Description of the task |
Check each line of the records below for the word "JSON" and copy those where it appears.

_ _ _ _ _ _ _

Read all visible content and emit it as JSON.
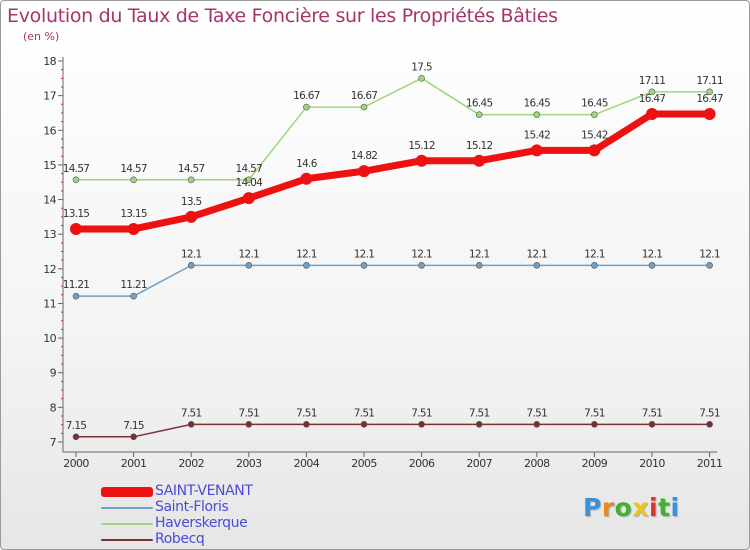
{
  "chart_data": {
    "type": "line",
    "title": "Evolution du Taux de Taxe Foncière sur les Propriétés Bâties",
    "subtitle": "(en %)",
    "x": [
      "2000",
      "2001",
      "2002",
      "2003",
      "2004",
      "2005",
      "2006",
      "2007",
      "2008",
      "2009",
      "2010",
      "2011"
    ],
    "ylim": [
      7,
      18
    ],
    "yticks": [
      "7",
      "8",
      "9",
      "10",
      "11",
      "12",
      "13",
      "14",
      "15",
      "16",
      "17",
      "18"
    ],
    "grid": false,
    "legend_position": "bottom-left",
    "series": [
      {
        "name": "Robecq",
        "color": "#7a2f35",
        "values": [
          7.15,
          7.15,
          7.51,
          7.51,
          7.51,
          7.51,
          7.51,
          7.51,
          7.51,
          7.51,
          7.51,
          7.51
        ],
        "labels": [
          "7.15",
          "7.15",
          "7.51",
          "7.51",
          "7.51",
          "7.51",
          "7.51",
          "7.51",
          "7.51",
          "7.51",
          "7.51",
          "7.51"
        ]
      },
      {
        "name": "Saint-Floris",
        "color": "#6fa0c6",
        "values": [
          11.21,
          11.21,
          12.1,
          12.1,
          12.1,
          12.1,
          12.1,
          12.1,
          12.1,
          12.1,
          12.1,
          12.1
        ],
        "labels": [
          "11.21",
          "11.21",
          "12.1",
          "12.1",
          "12.1",
          "12.1",
          "12.1",
          "12.1",
          "12.1",
          "12.1",
          "12.1",
          "12.1"
        ]
      },
      {
        "name": "Haverskerque",
        "color": "#9ed77a",
        "values": [
          14.57,
          14.57,
          14.57,
          14.57,
          16.67,
          16.67,
          17.5,
          16.45,
          16.45,
          16.45,
          17.11,
          17.11
        ],
        "labels": [
          "14.57",
          "14.57",
          "14.57",
          "14.57",
          "16.67",
          "16.67",
          "17.5",
          "16.45",
          "16.45",
          "16.45",
          "17.11",
          "17.11"
        ]
      },
      {
        "name": "SAINT-VENANT",
        "color": "#ee1111",
        "values": [
          13.15,
          13.15,
          13.5,
          14.04,
          14.6,
          14.82,
          15.12,
          15.12,
          15.42,
          15.42,
          16.47,
          16.47
        ],
        "labels": [
          "13.15",
          "13.15",
          "13.5",
          "14.04",
          "14.6",
          "14.82",
          "15.12",
          "15.12",
          "15.42",
          "15.42",
          "16.47",
          "16.47"
        ]
      }
    ]
  },
  "legend": [
    {
      "label": "SAINT-VENANT",
      "color": "#ee1111"
    },
    {
      "label": "Saint-Floris",
      "color": "#6fa0c6"
    },
    {
      "label": "Haverskerque",
      "color": "#9ed77a"
    },
    {
      "label": "Robecq",
      "color": "#7a2f35"
    }
  ],
  "logo": {
    "letters": [
      "P",
      "r",
      "o",
      "x",
      "i",
      "t",
      "i"
    ],
    "colors": [
      "#3c8fd8",
      "#e88a1b",
      "#44b02f",
      "#e8c61b",
      "#d8342e",
      "#44b02f",
      "#3c8fd8"
    ]
  }
}
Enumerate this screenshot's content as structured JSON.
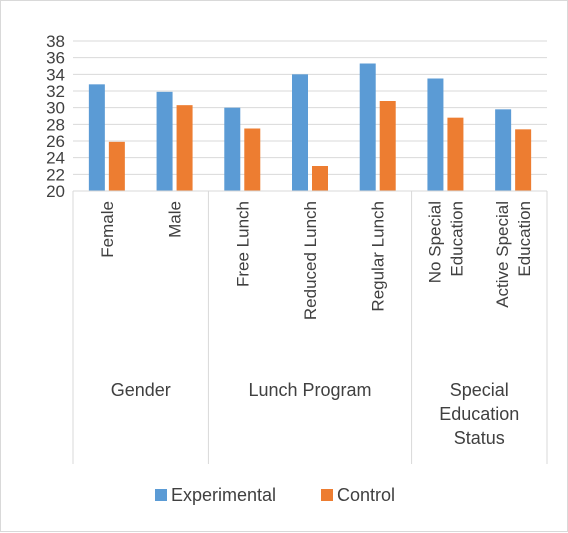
{
  "chart_data": {
    "type": "bar",
    "title": "",
    "xlabel": "",
    "ylabel": "",
    "ylim": [
      20,
      38
    ],
    "yticks": [
      20,
      22,
      24,
      26,
      28,
      30,
      32,
      34,
      36,
      38
    ],
    "grid": true,
    "legend_position": "bottom",
    "categories": [
      [
        "Female"
      ],
      [
        "Male"
      ],
      [
        "Free Lunch"
      ],
      [
        "Reduced Lunch"
      ],
      [
        "Regular Lunch"
      ],
      [
        "No Special",
        "Education"
      ],
      [
        "Active Special",
        "Education"
      ]
    ],
    "groups": [
      {
        "label": [
          "Gender"
        ],
        "span": 2
      },
      {
        "label": [
          "Lunch Program"
        ],
        "span": 3
      },
      {
        "label": [
          "Special",
          "Education",
          "Status"
        ],
        "span": 2
      }
    ],
    "series": [
      {
        "name": "Experimental",
        "color": "#5b9bd5",
        "values": [
          32.8,
          31.9,
          30.0,
          34.0,
          35.3,
          33.5,
          29.8
        ]
      },
      {
        "name": "Control",
        "color": "#ed7d31",
        "values": [
          25.9,
          30.3,
          27.5,
          23.0,
          30.8,
          28.8,
          27.4
        ]
      }
    ]
  }
}
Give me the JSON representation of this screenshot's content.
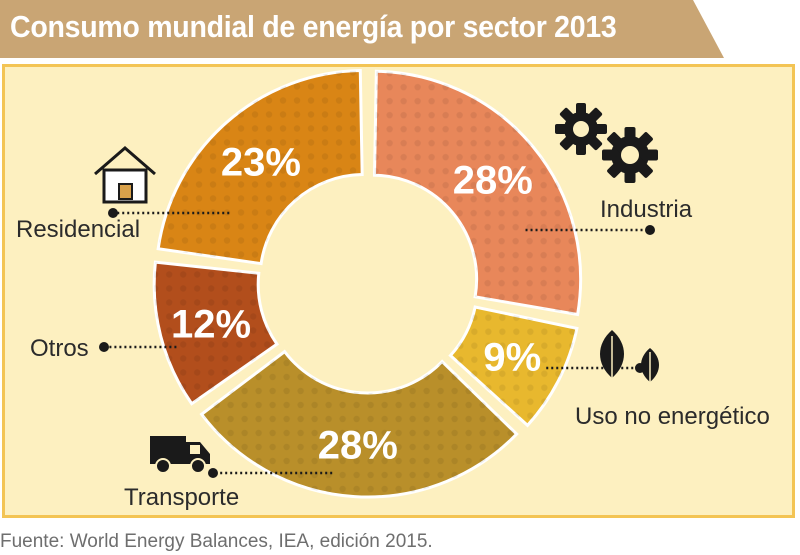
{
  "title": "Consumo mundial de energía por sector 2013",
  "source": "Fuente: World Energy Balances, IEA, edición 2015.",
  "colors": {
    "title_bg": "#c9a574",
    "panel_bg": "#fdf0c0",
    "panel_border": "#f3c454",
    "industria": "#e8875a",
    "uso_no_energetico": "#e8b82e",
    "transporte": "#b98f2a",
    "otros": "#b24e1c",
    "residencial": "#d98515"
  },
  "chart_data": {
    "type": "pie",
    "donut": true,
    "slices": [
      {
        "label": "Industria",
        "value": 28,
        "display": "28%",
        "icon": "gears-icon"
      },
      {
        "label": "Uso no energético",
        "value": 9,
        "display": "9%",
        "icon": "leaves-icon"
      },
      {
        "label": "Transporte",
        "value": 28,
        "display": "28%",
        "icon": "truck-icon"
      },
      {
        "label": "Otros",
        "value": 12,
        "display": "12%",
        "icon": ""
      },
      {
        "label": "Residencial",
        "value": 23,
        "display": "23%",
        "icon": "house-icon"
      }
    ]
  }
}
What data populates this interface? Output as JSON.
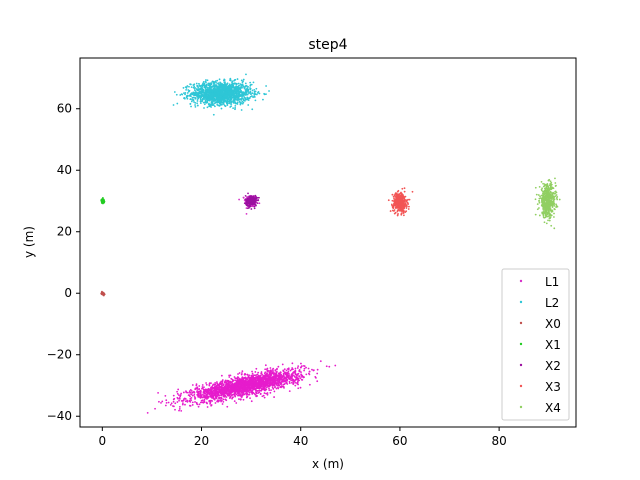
{
  "chart_data": {
    "type": "scatter",
    "title": "step4",
    "xlabel": "x (m)",
    "ylabel": "y (m)",
    "xlim": [
      -4.5,
      95.5
    ],
    "ylim": [
      -43.5,
      76.5
    ],
    "xticks": [
      0,
      20,
      40,
      60,
      80
    ],
    "yticks": [
      -40,
      -20,
      0,
      20,
      40,
      60
    ],
    "grid": false,
    "legend_position": "lower-right",
    "series": [
      {
        "name": "L1",
        "color": "#d62fc8",
        "cluster": {
          "cx": 30.0,
          "cy": 30.0,
          "sx": 0.6,
          "sy": 1.0,
          "n": 220
        }
      },
      {
        "name": "L2",
        "color": "#2ec6d6",
        "cluster": {
          "cx": 24.0,
          "cy": 65.0,
          "sx": 3.0,
          "sy": 1.8,
          "n": 1500
        }
      },
      {
        "name": "X0",
        "color": "#c0504d",
        "cluster": {
          "cx": 0.1,
          "cy": -0.1,
          "sx": 0.15,
          "sy": 0.25,
          "n": 40
        }
      },
      {
        "name": "X1",
        "color": "#22cc22",
        "cluster": {
          "cx": 0.1,
          "cy": 30.0,
          "sx": 0.15,
          "sy": 0.35,
          "n": 60
        }
      },
      {
        "name": "X2",
        "color": "#9b10a0",
        "cluster": {
          "cx": 30.0,
          "cy": 30.0,
          "sx": 0.55,
          "sy": 0.9,
          "n": 220
        }
      },
      {
        "name": "X3",
        "color": "#f25555",
        "cluster": {
          "cx": 60.0,
          "cy": 29.5,
          "sx": 0.7,
          "sy": 1.6,
          "n": 420
        }
      },
      {
        "name": "X4",
        "color": "#91cf62",
        "cluster": {
          "cx": 89.8,
          "cy": 30.0,
          "sx": 0.8,
          "sy": 2.6,
          "n": 520
        }
      },
      {
        "name": "",
        "color": "#e61ccc",
        "cluster": {
          "cx": 29.0,
          "cy": -30.0,
          "sx": 5.5,
          "sy": 1.6,
          "rho": 0.75,
          "slope": 0.33,
          "n": 2200
        }
      }
    ]
  }
}
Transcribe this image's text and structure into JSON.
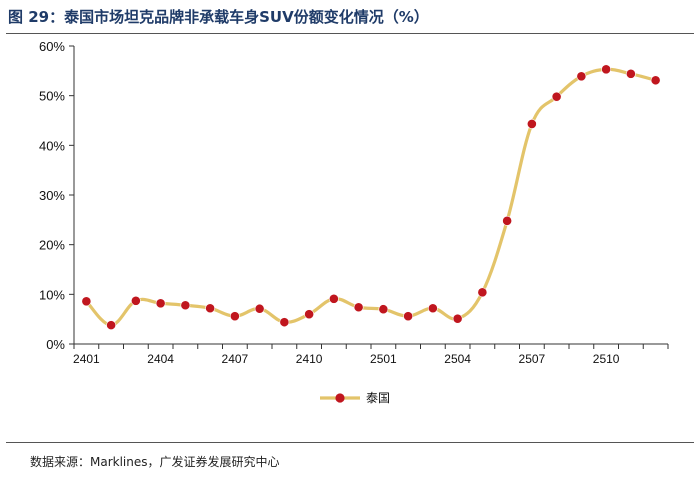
{
  "figure": {
    "title": "图 29：泰国市场坦克品牌非承载车身SUV份额变化情况（%）",
    "source": "数据来源：Marklines，广发证券发展研究中心"
  },
  "chart_data": {
    "type": "line",
    "title": "图 29：泰国市场坦克品牌非承载车身SUV份额变化情况（%）",
    "xlabel": "",
    "ylabel": "",
    "ylim": [
      0,
      60
    ],
    "y_ticks": [
      "0%",
      "10%",
      "20%",
      "30%",
      "40%",
      "50%",
      "60%"
    ],
    "x": [
      "2401",
      "2402",
      "2403",
      "2404",
      "2405",
      "2406",
      "2407",
      "2408",
      "2409",
      "2410",
      "2411",
      "2412",
      "2501",
      "2502",
      "2503",
      "2504",
      "2505",
      "2506",
      "2507",
      "2508",
      "2509",
      "2510",
      "2511",
      "2512"
    ],
    "x_tick_labels": [
      "2401",
      "2404",
      "2407",
      "2410",
      "2501",
      "2504",
      "2507",
      "2510"
    ],
    "series": [
      {
        "name": "泰国",
        "values": [
          8.6,
          3.8,
          8.7,
          8.2,
          7.8,
          7.2,
          5.6,
          7.1,
          4.4,
          6.0,
          9.1,
          7.4,
          7.0,
          5.6,
          7.2,
          5.1,
          10.4,
          24.8,
          44.3,
          49.8,
          53.9,
          55.3,
          54.4,
          53.1
        ],
        "line_color": "#e3c46a",
        "marker_color": "#c0161e"
      }
    ],
    "legend": "bottom-center",
    "grid": false
  }
}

_ _ _ _ _ _ _

Result of this exercise |
Read all visible content and emit it as JSON.
Enumerate this screenshot's content as structured JSON.
Give me the JSON representation of this screenshot's content.
What data populates this interface? Output as JSON.
Transcribe this image's text and structure into JSON.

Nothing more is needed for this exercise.